GIVEN REQUEST
All lines in which the word "资料来源" occurs are to be extracted.

PROVIDED RECORDS
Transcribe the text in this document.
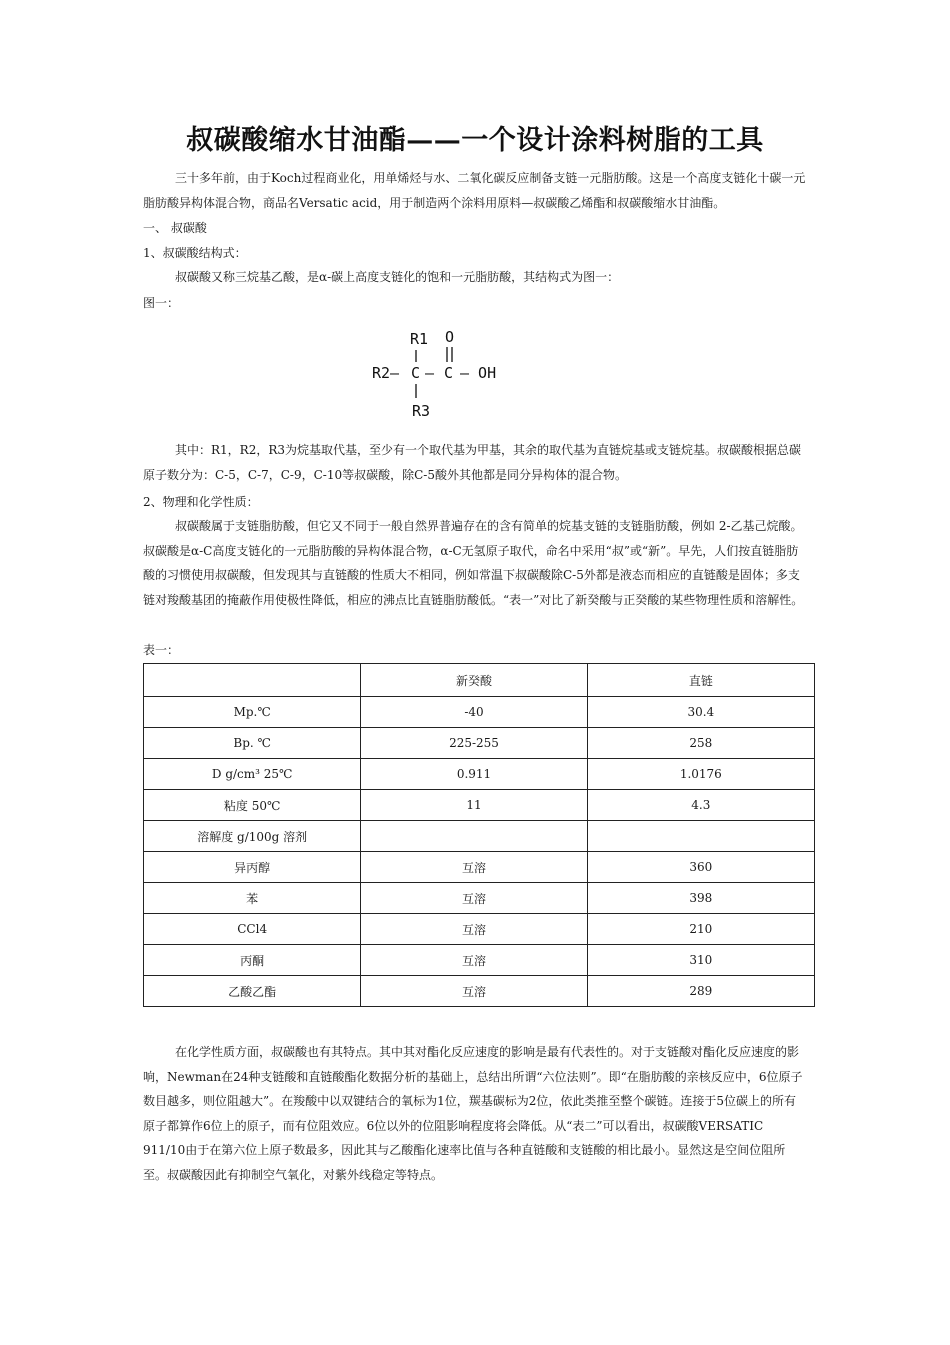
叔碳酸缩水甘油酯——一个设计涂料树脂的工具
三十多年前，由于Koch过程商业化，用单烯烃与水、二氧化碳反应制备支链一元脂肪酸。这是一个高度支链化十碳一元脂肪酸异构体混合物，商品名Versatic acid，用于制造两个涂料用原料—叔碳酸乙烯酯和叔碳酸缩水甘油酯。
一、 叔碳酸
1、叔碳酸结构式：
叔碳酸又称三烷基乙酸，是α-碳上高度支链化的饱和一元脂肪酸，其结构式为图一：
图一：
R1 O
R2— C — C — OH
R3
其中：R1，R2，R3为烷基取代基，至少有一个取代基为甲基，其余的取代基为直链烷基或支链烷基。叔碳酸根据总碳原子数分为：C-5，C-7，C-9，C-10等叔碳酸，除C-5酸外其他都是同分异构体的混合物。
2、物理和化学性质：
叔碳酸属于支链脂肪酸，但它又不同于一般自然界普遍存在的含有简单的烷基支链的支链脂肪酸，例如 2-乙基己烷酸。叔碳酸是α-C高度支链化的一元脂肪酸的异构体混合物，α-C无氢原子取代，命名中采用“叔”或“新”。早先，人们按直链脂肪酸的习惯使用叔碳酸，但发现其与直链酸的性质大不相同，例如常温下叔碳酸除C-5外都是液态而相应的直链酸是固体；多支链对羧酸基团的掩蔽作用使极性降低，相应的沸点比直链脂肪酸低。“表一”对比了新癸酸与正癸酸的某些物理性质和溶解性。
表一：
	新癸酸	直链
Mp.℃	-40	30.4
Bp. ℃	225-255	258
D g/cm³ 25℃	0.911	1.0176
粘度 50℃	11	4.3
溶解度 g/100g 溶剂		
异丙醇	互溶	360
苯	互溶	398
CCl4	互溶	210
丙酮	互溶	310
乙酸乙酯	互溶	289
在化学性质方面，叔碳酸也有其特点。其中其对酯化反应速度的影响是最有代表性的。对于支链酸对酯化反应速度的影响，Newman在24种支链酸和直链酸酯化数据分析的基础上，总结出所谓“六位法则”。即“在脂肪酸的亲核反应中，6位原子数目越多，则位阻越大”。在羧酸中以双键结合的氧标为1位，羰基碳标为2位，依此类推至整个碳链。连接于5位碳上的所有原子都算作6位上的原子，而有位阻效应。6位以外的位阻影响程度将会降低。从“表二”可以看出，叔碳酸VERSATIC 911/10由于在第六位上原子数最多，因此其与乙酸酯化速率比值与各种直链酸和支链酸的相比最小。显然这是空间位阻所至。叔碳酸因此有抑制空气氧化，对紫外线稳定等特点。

==

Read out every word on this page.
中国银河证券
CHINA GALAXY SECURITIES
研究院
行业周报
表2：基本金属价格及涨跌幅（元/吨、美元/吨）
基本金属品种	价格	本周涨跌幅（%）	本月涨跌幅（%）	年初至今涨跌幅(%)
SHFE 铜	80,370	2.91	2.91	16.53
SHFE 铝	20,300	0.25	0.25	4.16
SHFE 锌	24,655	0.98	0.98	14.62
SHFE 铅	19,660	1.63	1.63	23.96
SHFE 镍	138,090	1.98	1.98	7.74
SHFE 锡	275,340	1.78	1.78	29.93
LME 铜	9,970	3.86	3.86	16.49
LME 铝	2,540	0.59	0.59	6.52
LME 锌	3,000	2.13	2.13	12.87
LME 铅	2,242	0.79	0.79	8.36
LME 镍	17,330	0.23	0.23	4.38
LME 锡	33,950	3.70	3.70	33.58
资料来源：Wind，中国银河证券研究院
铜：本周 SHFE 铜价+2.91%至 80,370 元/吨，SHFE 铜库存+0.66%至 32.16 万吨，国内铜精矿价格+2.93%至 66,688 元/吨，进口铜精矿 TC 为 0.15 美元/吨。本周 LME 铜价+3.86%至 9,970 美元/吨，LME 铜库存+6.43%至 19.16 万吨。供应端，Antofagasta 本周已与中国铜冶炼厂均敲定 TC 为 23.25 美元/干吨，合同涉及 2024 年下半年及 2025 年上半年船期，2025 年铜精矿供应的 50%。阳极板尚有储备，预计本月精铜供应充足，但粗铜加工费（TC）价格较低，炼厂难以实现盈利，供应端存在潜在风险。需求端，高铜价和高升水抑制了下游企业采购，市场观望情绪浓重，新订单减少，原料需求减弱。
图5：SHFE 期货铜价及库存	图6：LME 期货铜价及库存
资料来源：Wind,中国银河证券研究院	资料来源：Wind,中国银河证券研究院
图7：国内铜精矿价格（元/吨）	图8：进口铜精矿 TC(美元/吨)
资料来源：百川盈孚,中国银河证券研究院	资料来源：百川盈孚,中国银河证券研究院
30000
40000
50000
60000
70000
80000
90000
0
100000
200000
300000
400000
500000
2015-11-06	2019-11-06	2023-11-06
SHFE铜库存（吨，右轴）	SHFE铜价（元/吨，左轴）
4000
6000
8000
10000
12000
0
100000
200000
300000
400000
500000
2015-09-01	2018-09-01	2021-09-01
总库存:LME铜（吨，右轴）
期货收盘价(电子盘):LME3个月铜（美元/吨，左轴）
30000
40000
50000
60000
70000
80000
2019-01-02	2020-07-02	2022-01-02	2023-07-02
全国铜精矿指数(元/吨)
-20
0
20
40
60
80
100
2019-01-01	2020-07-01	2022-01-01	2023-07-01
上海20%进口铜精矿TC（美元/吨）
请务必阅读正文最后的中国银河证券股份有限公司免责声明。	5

WRITTEN ANSWER
资料来源：Wind，中国银河证券研究院
资料来源：Wind,中国银河证券研究院	资料来源：Wind,中国银河证券研究院
资料来源：百川盈孚,中国银河证券研究院	资料来源：百川盈孚,中国银河证券研究院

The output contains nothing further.